## TASK DATA
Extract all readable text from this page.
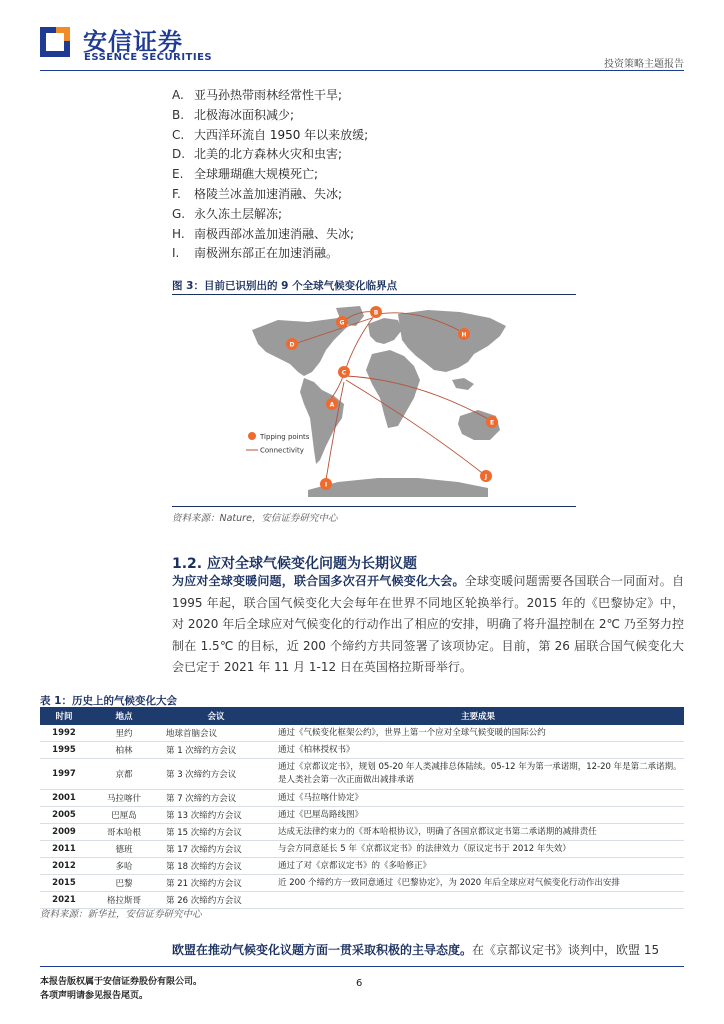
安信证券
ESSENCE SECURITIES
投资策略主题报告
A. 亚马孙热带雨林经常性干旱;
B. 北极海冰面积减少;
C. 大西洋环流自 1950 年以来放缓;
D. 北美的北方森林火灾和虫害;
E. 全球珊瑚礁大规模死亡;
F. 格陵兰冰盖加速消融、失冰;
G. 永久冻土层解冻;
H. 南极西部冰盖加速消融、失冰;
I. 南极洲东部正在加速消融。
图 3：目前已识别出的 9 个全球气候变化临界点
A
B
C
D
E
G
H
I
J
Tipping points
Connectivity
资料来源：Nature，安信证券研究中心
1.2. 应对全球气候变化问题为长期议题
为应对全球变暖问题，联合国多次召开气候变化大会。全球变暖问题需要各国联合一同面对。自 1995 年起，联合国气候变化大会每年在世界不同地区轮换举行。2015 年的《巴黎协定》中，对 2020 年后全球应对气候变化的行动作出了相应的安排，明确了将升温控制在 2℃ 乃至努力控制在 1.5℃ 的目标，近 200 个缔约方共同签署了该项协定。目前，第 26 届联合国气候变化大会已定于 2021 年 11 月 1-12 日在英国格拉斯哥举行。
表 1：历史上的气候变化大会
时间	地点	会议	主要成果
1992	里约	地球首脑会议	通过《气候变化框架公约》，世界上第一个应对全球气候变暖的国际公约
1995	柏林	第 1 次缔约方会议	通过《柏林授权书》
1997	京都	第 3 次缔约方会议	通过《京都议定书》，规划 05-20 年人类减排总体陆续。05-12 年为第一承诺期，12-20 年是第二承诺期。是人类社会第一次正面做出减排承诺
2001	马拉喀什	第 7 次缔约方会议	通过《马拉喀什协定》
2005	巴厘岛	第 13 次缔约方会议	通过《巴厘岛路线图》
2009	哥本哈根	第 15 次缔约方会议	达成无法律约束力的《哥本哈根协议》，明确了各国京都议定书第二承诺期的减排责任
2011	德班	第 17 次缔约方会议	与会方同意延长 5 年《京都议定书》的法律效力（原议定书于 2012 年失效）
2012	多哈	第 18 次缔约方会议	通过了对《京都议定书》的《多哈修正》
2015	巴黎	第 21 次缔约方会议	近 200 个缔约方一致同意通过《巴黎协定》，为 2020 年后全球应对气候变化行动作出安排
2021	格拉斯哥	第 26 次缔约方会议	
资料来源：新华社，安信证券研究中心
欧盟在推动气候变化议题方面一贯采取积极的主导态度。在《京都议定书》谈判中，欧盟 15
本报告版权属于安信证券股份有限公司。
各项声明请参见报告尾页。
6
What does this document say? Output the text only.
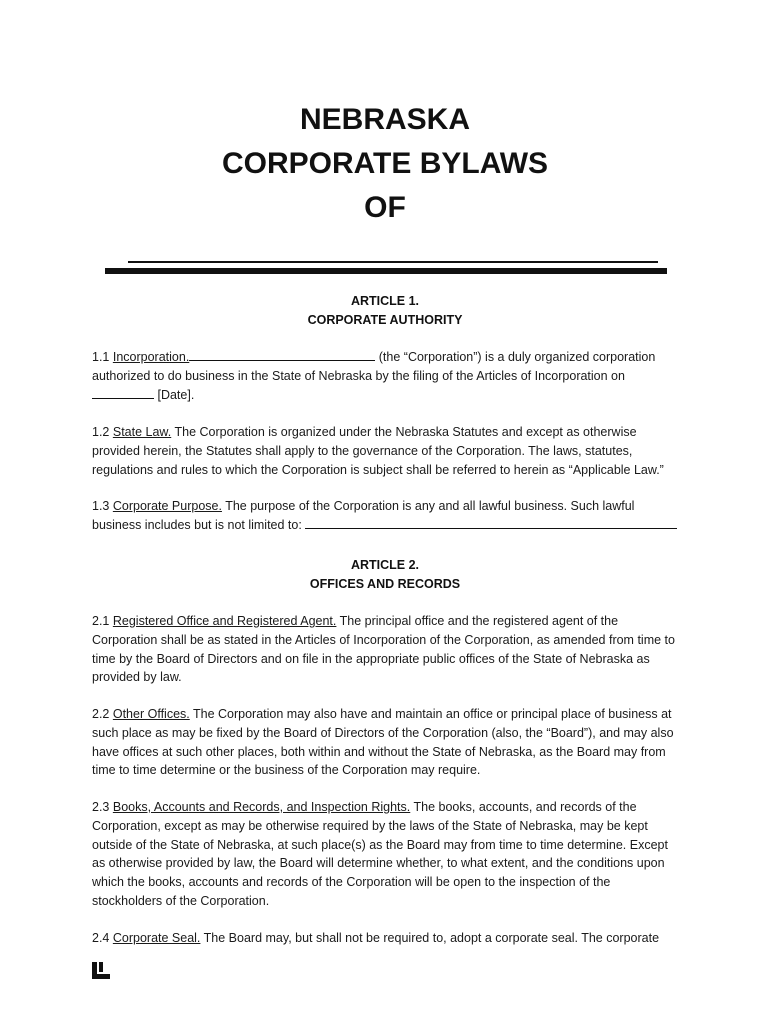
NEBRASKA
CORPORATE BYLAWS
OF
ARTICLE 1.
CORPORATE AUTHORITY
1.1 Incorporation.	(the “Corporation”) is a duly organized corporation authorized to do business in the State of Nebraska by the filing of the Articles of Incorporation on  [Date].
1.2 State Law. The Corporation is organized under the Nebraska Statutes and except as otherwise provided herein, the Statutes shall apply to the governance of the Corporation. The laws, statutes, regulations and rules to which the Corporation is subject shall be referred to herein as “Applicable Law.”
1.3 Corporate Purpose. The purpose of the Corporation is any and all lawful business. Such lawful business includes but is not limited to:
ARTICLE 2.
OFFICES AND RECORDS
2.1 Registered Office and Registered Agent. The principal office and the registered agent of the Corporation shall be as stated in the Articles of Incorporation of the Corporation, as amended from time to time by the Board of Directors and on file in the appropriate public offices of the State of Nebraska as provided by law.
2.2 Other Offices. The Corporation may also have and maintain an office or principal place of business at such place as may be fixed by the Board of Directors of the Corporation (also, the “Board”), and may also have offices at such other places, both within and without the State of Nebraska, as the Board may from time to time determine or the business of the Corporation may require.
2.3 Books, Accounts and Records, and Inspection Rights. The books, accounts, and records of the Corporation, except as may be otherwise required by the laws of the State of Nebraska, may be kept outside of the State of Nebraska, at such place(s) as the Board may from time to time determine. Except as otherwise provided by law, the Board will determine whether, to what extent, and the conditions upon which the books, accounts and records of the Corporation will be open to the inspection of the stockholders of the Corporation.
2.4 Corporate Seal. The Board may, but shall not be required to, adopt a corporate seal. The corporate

## BRIEF
The line that contains "What does this" begins the part to retype, and the last line of the records above ends it. Retype both and everything between, exactly, without the pictures.

## CORRECT ANSWER
What does this document say? Output the text only.
NEBRASKA
CORPORATE BYLAWS
OF
ARTICLE 1.
CORPORATE AUTHORITY
1.1 Incorporation.	(the “Corporation”) is a duly organized corporation authorized to do business in the State of Nebraska by the filing of the Articles of Incorporation on  [Date].
1.2 State Law. The Corporation is organized under the Nebraska Statutes and except as otherwise provided herein, the Statutes shall apply to the governance of the Corporation. The laws, statutes, regulations and rules to which the Corporation is subject shall be referred to herein as “Applicable Law.”
1.3 Corporate Purpose. The purpose of the Corporation is any and all lawful business. Such lawful business includes but is not limited to:
ARTICLE 2.
OFFICES AND RECORDS
2.1 Registered Office and Registered Agent. The principal office and the registered agent of the Corporation shall be as stated in the Articles of Incorporation of the Corporation, as amended from time to time by the Board of Directors and on file in the appropriate public offices of the State of Nebraska as provided by law.
2.2 Other Offices. The Corporation may also have and maintain an office or principal place of business at such place as may be fixed by the Board of Directors of the Corporation (also, the “Board”), and may also have offices at such other places, both within and without the State of Nebraska, as the Board may from time to time determine or the business of the Corporation may require.
2.3 Books, Accounts and Records, and Inspection Rights. The books, accounts, and records of the Corporation, except as may be otherwise required by the laws of the State of Nebraska, may be kept outside of the State of Nebraska, at such place(s) as the Board may from time to time determine. Except as otherwise provided by law, the Board will determine whether, to what extent, and the conditions upon which the books, accounts and records of the Corporation will be open to the inspection of the stockholders of the Corporation.
2.4 Corporate Seal. The Board may, but shall not be required to, adopt a corporate seal. The corporate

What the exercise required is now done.